PROVIDED ENTRIES:
==============================
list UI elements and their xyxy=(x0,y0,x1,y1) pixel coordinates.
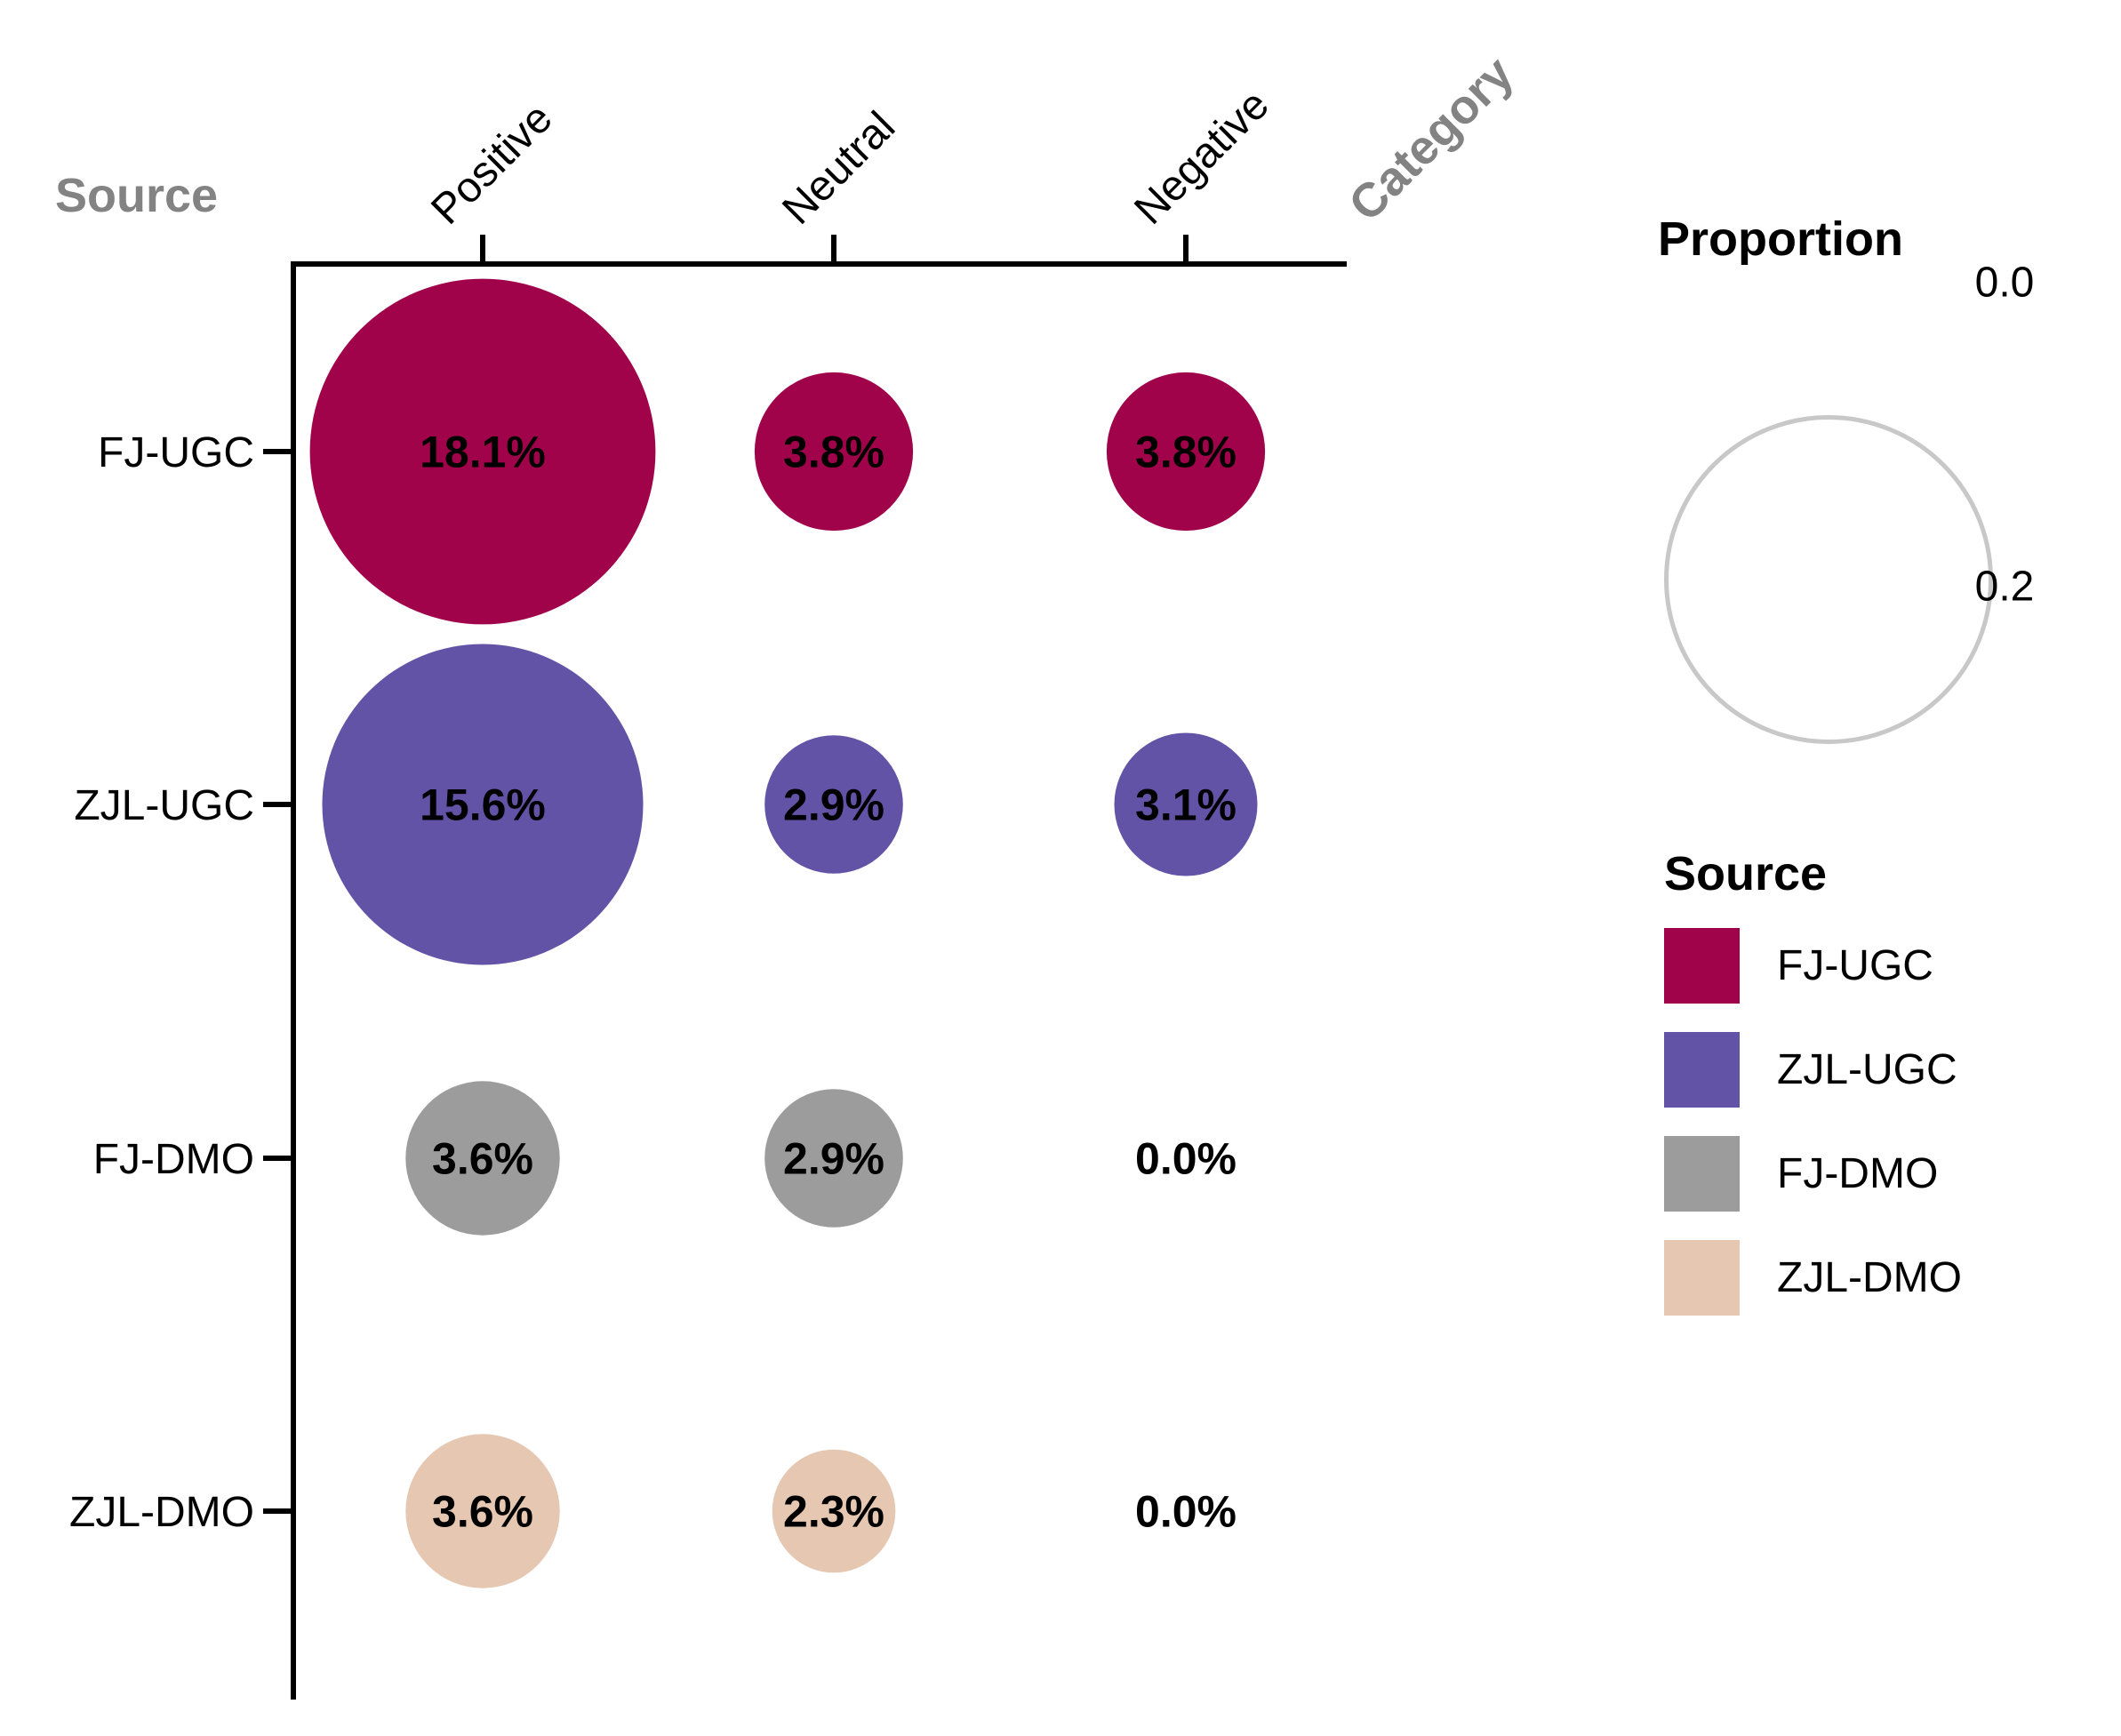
==============================
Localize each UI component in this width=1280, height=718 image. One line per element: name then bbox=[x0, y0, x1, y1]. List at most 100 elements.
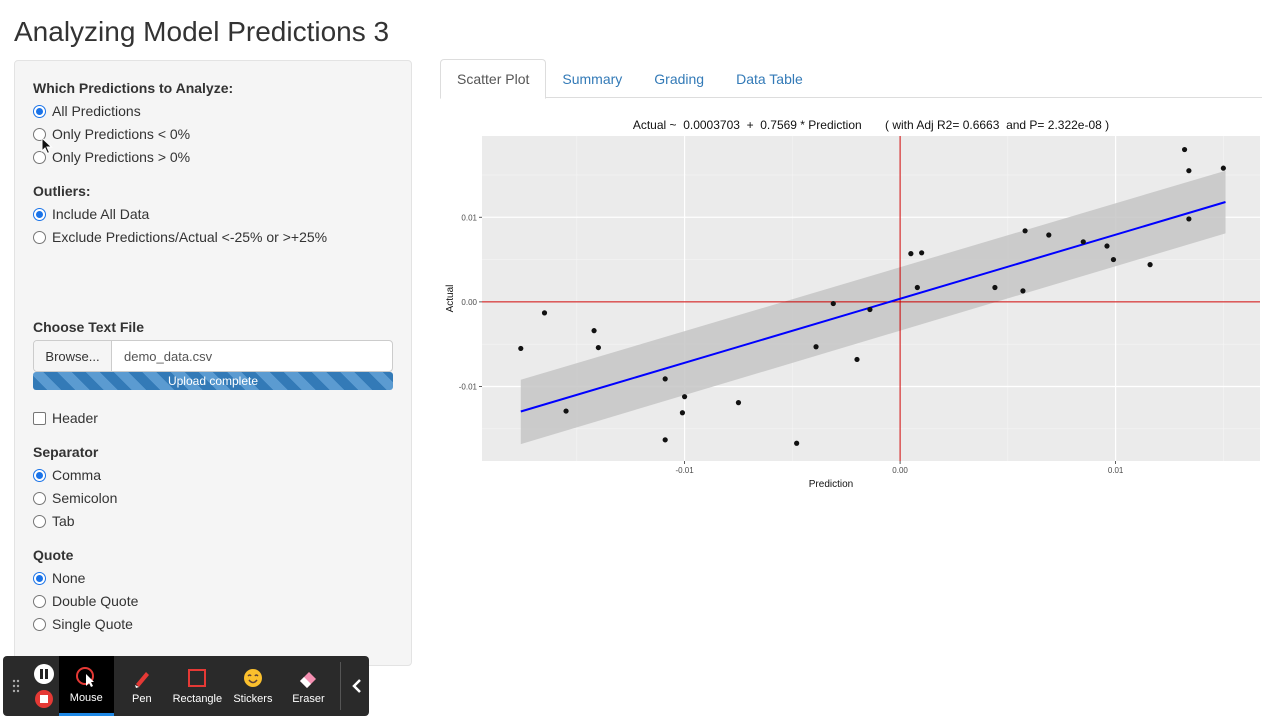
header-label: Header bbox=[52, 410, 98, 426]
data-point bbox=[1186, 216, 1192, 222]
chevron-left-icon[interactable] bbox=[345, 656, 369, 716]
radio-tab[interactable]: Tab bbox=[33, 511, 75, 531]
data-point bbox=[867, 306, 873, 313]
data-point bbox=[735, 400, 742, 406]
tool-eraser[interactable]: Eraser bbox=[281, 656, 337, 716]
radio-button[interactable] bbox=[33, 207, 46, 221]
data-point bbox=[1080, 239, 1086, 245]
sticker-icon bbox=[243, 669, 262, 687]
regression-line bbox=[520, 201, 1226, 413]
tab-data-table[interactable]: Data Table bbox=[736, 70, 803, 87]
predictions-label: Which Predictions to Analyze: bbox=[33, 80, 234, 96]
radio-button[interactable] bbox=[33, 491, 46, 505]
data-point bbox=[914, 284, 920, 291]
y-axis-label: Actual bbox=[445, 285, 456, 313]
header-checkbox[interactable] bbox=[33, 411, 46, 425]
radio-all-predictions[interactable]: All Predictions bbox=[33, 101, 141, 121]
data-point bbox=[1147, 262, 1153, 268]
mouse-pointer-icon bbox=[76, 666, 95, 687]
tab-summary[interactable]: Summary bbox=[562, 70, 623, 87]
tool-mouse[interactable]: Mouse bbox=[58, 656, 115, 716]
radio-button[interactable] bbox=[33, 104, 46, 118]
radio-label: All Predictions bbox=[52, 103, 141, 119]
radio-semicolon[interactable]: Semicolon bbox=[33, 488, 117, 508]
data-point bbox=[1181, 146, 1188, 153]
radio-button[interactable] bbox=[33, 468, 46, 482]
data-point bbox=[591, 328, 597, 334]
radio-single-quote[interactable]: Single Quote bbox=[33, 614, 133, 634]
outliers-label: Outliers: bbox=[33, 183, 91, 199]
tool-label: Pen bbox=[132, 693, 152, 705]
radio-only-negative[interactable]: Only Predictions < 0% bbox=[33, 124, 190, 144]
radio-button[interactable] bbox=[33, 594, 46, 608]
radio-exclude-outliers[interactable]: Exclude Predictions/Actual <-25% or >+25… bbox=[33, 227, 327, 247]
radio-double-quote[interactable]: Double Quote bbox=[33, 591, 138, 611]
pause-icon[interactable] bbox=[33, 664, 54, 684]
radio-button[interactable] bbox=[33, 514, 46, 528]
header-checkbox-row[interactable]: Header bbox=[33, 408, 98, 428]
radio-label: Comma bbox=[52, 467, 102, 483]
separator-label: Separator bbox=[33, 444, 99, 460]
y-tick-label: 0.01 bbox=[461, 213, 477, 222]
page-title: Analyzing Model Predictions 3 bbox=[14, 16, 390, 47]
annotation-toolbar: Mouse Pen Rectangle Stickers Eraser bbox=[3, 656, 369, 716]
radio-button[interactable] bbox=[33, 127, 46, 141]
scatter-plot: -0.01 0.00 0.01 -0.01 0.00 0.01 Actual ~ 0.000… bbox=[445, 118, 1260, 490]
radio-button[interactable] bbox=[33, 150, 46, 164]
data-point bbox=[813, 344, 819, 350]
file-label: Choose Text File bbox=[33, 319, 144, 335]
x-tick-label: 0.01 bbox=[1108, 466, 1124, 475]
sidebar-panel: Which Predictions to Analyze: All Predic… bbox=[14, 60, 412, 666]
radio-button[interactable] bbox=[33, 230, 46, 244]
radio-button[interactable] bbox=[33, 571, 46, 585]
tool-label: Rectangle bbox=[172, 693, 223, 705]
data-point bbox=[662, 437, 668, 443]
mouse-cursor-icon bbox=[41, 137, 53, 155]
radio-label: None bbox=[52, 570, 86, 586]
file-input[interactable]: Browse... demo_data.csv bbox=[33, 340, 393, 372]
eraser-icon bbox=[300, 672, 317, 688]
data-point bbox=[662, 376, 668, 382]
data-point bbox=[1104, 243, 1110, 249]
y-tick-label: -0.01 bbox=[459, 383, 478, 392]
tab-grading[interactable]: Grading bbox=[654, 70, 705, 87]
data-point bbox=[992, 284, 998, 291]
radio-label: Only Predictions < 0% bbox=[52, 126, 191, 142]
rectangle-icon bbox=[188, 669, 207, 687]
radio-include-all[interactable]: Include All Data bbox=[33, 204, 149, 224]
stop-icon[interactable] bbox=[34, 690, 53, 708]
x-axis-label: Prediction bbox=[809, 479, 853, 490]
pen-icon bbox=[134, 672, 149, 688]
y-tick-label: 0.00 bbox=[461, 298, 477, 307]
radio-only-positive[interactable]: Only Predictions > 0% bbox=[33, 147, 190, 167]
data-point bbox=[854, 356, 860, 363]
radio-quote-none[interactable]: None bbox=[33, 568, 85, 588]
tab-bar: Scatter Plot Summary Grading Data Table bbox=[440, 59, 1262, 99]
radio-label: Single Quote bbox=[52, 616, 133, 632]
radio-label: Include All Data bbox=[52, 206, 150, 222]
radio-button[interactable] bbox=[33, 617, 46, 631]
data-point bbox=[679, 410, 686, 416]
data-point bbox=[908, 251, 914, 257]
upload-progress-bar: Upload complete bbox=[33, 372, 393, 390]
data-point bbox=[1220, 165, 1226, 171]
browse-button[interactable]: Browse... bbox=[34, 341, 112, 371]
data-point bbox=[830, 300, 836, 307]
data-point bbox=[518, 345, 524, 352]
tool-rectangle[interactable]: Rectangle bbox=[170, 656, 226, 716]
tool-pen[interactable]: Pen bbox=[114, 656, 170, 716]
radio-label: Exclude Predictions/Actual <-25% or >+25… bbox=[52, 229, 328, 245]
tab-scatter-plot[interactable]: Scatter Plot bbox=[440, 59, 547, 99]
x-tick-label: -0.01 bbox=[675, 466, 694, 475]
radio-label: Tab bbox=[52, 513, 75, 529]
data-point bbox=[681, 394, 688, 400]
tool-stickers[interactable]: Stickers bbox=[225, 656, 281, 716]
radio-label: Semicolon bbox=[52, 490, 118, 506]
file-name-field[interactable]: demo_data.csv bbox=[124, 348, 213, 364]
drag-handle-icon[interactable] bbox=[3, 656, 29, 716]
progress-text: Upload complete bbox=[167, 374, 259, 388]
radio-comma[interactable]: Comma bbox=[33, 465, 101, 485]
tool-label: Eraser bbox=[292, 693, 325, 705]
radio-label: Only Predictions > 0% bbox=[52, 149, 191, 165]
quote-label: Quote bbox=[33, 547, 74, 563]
==============================
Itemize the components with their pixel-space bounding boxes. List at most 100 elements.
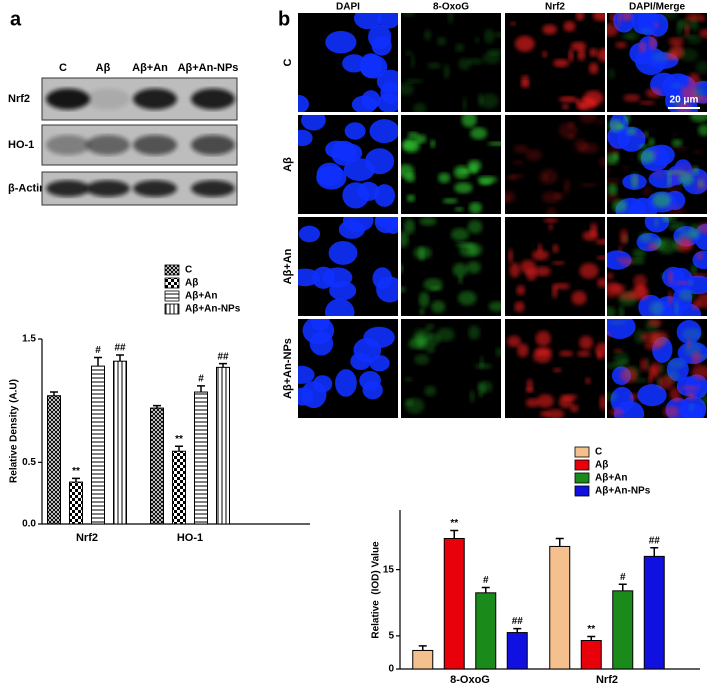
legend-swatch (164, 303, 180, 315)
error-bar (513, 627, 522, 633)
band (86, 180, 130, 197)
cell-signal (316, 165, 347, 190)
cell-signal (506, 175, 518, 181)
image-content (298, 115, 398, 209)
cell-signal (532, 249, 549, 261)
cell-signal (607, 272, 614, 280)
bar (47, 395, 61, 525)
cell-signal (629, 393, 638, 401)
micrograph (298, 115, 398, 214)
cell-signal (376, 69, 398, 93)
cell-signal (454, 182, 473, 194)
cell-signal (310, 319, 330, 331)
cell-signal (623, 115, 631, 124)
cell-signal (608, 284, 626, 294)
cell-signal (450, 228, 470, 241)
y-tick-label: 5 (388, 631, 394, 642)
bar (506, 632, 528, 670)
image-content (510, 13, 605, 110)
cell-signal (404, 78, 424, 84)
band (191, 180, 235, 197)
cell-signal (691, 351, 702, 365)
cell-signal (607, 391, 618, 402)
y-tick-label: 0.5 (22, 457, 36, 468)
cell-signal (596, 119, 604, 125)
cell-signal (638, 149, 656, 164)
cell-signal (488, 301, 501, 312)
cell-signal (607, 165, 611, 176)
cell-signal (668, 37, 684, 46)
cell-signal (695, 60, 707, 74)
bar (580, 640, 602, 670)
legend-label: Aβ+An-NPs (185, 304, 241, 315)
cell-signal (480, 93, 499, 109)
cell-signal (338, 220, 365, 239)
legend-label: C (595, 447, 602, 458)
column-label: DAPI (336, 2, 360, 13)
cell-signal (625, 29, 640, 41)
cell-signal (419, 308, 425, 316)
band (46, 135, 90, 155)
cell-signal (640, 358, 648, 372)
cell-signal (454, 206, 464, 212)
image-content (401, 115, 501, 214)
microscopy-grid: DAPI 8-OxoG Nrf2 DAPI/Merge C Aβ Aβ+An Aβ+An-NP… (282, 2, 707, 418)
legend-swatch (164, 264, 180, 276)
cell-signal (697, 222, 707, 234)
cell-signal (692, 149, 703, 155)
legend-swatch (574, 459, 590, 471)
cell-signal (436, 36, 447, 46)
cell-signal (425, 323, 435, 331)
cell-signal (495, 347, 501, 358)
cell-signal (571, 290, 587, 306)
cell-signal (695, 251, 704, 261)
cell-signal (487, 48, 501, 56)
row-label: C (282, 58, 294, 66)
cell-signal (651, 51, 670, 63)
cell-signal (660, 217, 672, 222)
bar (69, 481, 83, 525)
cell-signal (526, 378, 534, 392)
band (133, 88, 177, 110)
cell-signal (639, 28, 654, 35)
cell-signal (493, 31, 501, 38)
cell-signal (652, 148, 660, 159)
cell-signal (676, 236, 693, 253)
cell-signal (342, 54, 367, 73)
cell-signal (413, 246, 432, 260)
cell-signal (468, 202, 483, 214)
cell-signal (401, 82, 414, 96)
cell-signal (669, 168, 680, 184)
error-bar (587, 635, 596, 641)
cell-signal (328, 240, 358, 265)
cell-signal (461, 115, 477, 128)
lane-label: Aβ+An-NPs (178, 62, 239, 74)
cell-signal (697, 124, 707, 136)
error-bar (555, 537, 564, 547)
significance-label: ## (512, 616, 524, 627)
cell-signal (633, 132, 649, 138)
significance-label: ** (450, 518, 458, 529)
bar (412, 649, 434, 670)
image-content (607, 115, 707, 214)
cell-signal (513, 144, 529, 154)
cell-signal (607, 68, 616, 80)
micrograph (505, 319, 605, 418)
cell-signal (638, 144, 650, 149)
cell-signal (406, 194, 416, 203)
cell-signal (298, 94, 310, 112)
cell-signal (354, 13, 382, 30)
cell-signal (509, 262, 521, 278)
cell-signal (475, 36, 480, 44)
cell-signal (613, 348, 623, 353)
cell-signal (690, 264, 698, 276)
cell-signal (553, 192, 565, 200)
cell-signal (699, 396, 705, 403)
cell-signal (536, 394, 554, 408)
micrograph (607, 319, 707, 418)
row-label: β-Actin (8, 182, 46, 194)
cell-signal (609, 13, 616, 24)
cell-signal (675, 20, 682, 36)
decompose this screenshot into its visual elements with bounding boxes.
==============================
GOAL OF THE EXERCISE: Convert the part of the listing that opens with the line containing "Localize each UI" and closes with the line containing "data-point bbox=[735, 400, 742, 406]" into a Markdown table with two columns, Row (a running number) and Text (the line itself), skipping blank lines. Leave the pictures out of the table.

WRITTEN SOLUTION:
| Row | Text |
|---|---|
| 1 | Localize each UI component in this width=1280, height=718 image. One line per element: name then bbox=[x0, y0, x1, y1]. List at most 100 elements. |
| 2 | header-label: Header bbox=[52, 410, 98, 426] |
| 3 | data-point bbox=[1186, 216, 1192, 222] |
| 4 | chevron-left-icon[interactable] bbox=[345, 656, 369, 716] |
| 5 | radio-tab[interactable]: Tab bbox=[33, 511, 75, 531] |
| 6 | data-point bbox=[867, 306, 873, 313] |
| 7 | data-point bbox=[735, 400, 742, 406] |